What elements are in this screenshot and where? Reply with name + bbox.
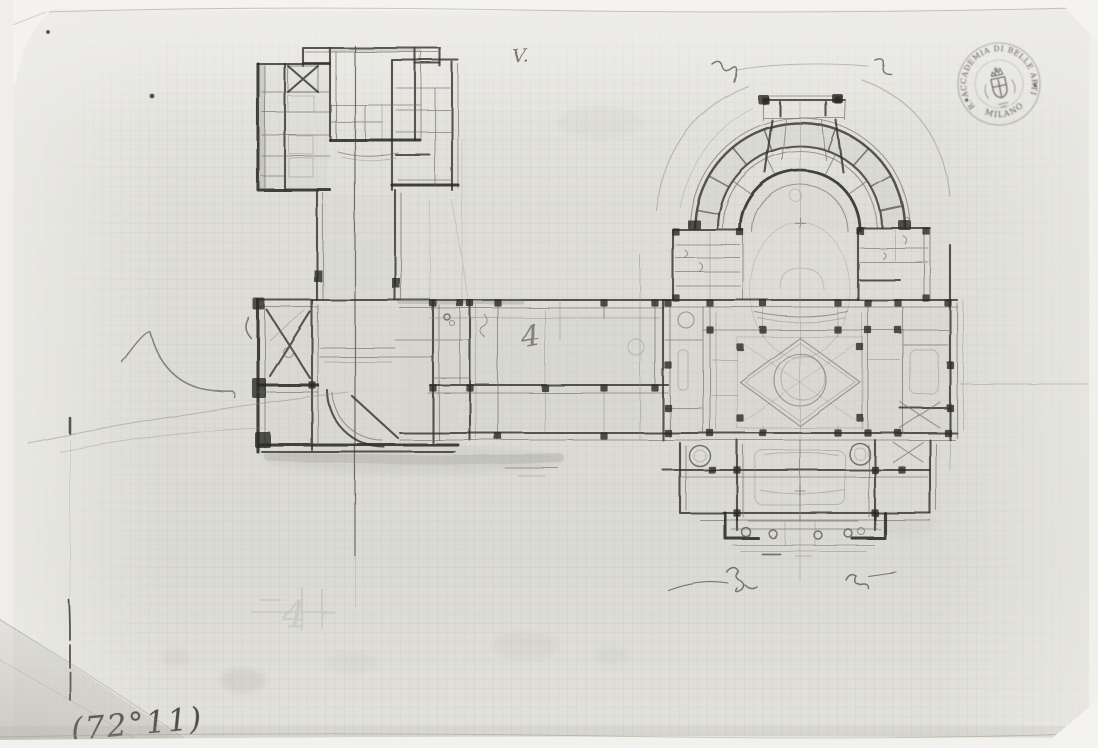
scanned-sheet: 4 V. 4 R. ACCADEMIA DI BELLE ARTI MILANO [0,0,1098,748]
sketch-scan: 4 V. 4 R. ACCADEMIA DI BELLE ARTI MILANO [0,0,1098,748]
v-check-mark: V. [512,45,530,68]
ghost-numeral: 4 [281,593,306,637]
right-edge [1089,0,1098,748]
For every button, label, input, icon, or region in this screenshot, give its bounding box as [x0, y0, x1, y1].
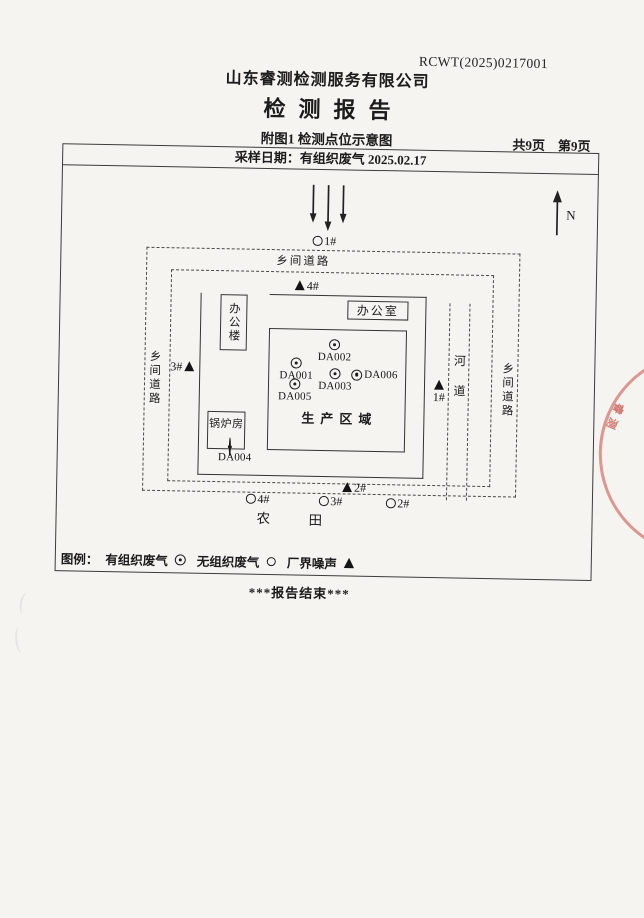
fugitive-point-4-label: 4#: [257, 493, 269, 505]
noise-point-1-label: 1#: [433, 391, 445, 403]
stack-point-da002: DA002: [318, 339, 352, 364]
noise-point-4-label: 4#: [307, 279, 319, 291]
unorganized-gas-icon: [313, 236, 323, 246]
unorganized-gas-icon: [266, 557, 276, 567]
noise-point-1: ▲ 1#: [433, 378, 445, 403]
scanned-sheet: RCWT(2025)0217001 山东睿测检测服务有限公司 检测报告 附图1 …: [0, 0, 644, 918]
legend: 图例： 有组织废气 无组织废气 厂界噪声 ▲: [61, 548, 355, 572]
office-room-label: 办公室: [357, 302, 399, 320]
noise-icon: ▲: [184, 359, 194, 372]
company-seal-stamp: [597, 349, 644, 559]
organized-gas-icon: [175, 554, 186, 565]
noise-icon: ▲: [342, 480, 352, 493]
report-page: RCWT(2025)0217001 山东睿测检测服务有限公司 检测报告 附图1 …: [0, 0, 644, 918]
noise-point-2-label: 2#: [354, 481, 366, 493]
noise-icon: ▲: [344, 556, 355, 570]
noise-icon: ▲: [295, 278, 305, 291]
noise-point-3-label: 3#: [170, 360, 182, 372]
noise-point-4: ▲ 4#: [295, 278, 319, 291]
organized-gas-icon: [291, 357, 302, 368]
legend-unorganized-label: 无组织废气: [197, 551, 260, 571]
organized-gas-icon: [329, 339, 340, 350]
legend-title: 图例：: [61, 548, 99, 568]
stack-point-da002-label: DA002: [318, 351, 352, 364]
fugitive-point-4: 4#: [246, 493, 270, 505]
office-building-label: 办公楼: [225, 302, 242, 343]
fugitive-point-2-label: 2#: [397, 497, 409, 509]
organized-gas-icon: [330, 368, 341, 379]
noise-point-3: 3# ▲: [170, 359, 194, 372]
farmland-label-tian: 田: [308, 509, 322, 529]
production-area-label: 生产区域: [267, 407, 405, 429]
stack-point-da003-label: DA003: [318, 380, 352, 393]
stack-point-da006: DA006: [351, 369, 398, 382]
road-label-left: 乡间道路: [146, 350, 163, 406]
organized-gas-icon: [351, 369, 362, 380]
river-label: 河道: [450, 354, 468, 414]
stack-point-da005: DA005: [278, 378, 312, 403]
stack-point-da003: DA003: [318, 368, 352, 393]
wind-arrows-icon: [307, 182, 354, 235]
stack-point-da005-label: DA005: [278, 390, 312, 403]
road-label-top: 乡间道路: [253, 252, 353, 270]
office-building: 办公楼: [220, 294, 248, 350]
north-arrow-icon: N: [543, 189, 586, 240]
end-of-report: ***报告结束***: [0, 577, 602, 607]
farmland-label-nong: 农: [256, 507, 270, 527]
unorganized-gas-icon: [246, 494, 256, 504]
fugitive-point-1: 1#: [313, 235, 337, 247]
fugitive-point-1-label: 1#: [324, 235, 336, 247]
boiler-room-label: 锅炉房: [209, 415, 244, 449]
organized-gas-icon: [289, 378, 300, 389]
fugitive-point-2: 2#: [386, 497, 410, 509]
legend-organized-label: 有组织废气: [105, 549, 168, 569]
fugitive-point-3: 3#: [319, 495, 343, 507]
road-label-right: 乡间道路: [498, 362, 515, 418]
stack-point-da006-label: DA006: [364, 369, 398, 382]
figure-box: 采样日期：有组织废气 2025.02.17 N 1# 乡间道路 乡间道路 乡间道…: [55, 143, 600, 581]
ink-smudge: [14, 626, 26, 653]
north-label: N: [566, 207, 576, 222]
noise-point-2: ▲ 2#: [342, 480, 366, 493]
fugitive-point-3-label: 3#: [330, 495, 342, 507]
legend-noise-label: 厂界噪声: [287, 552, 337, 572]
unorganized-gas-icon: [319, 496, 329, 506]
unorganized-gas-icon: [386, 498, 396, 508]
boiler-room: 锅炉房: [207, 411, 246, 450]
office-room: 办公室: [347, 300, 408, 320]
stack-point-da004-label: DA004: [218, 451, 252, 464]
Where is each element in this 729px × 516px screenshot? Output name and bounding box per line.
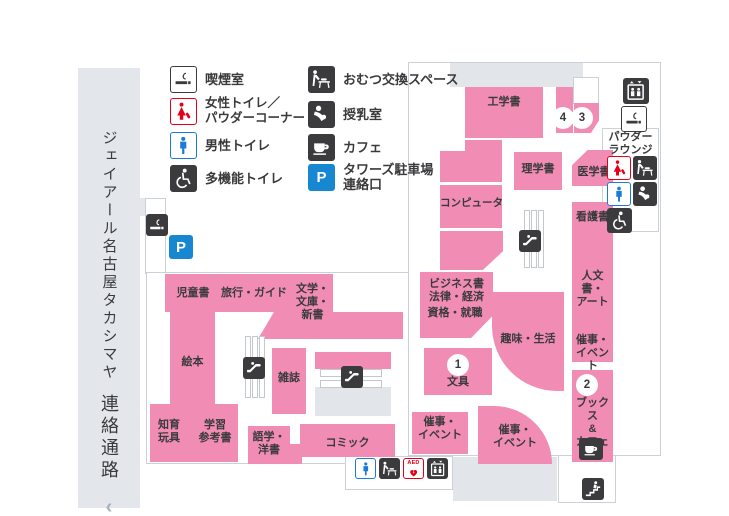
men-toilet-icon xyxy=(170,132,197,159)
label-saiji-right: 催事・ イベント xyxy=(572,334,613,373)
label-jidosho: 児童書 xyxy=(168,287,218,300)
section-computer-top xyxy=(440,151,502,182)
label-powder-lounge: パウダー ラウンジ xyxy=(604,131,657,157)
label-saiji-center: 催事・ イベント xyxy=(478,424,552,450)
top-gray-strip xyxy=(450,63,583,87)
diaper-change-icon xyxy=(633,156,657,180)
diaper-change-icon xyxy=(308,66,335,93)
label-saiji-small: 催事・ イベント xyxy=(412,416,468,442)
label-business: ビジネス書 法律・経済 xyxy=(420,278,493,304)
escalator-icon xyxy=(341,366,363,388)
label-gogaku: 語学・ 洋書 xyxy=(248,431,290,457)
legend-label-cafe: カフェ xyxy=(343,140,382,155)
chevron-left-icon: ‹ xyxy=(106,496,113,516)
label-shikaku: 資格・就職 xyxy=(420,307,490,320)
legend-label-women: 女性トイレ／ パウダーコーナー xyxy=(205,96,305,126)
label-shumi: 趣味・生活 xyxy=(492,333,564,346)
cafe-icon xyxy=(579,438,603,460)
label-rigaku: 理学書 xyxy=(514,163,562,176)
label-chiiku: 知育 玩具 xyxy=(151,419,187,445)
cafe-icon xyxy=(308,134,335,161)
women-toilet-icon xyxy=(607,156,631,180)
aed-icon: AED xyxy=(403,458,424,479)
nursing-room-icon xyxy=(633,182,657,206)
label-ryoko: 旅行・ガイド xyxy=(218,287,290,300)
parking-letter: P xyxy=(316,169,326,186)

_ _ _ _ _ _ _

## AIM OF THE TASK
Turn the lines above into a Markdown table with the columns "No." and "Line", numbering each one and leaving out blank lines. Begin at the line that has "fugitive-point-4-label: 4#: [257, 493, 269, 505]" and stop after the line that has "river-label: 河道: [450, 354, 468, 414]".

## THE COMPLETED TASK
| No. | Line |
|---|---|
| 1 | fugitive-point-4-label: 4#: [257, 493, 269, 505] |
| 2 | noise-point-1-label: 1#: [433, 391, 445, 403] |
| 3 | stack-point-da002: DA002: [318, 339, 352, 364] |
| 4 | noise-point-4-label: 4#: [307, 279, 319, 291] |
| 5 | unorganized-gas-icon: [313, 236, 323, 246] |
| 6 | unorganized-gas-icon: [266, 557, 276, 567] |
| 7 | noise-point-1: ▲ 1#: [433, 378, 445, 403] |
| 8 | scanned-sheet: RCWT(2025)0217001 山东睿测检测服务有限公司 检测报告 附图1 …: [0, 0, 644, 918] |
| 9 | legend: 图例： 有组织废气 无组织废气 厂界噪声 ▲: [61, 548, 355, 572] |
| 10 | office-room-label: 办公室: [357, 302, 399, 320] |
| 11 | noise-icon: ▲: [184, 359, 194, 372] |
| 12 | company-seal-stamp: [597, 349, 644, 559] |
| 13 | organized-gas-icon: [175, 554, 186, 565] |
| 14 | noise-icon: ▲: [342, 480, 352, 493] |
| 15 | report-page: RCWT(2025)0217001 山东睿测检测服务有限公司 检测报告 附图1 …: [0, 0, 644, 918] |
| 16 | noise-point-2-label: 2#: [354, 481, 366, 493] |
| 17 | noise-icon: ▲: [344, 556, 355, 570] |
| 18 | noise-icon: ▲: [295, 278, 305, 291] |
| 19 | noise-point-3-label: 3#: [170, 360, 182, 372] |
| 20 | noise-point-4: ▲ 4#: [295, 278, 319, 291] |
| 21 | organized-gas-icon: [291, 357, 302, 368] |
| 22 | legend-unorganized-label: 无组织废气: [197, 551, 260, 571] |
| 23 | organized-gas-icon: [329, 339, 340, 350] |
| 24 | legend-title: 图例：: [61, 548, 99, 568] |
| 25 | stack-point-da002-label: DA002: [318, 351, 352, 364] |
| 26 | fugitive-point-4: 4#: [246, 493, 270, 505] |
| 27 | office-building-label: 办公楼: [225, 302, 242, 343] |
| 28 | fugitive-point-2-label: 2#: [397, 497, 409, 509] |
| 29 | organized-gas-icon: [330, 368, 341, 379] |
| 30 | noise-point-3: 3# ▲: [170, 359, 194, 372] |
| 31 | farmland-label-tian: 田: [308, 509, 322, 529] |
| 32 | production-area-label: 生产区域: [267, 407, 405, 429] |
| 33 | stack-point-da003-label: DA003: [318, 380, 352, 393] |
| 34 | stack-point-da006: DA006: [351, 369, 398, 382] |
| 35 | road-label-left: 乡间道路: [146, 350, 163, 406] |
| 36 | organized-gas-icon: [351, 369, 362, 380] |
| 37 | river-label: 河道: [450, 354, 468, 414] |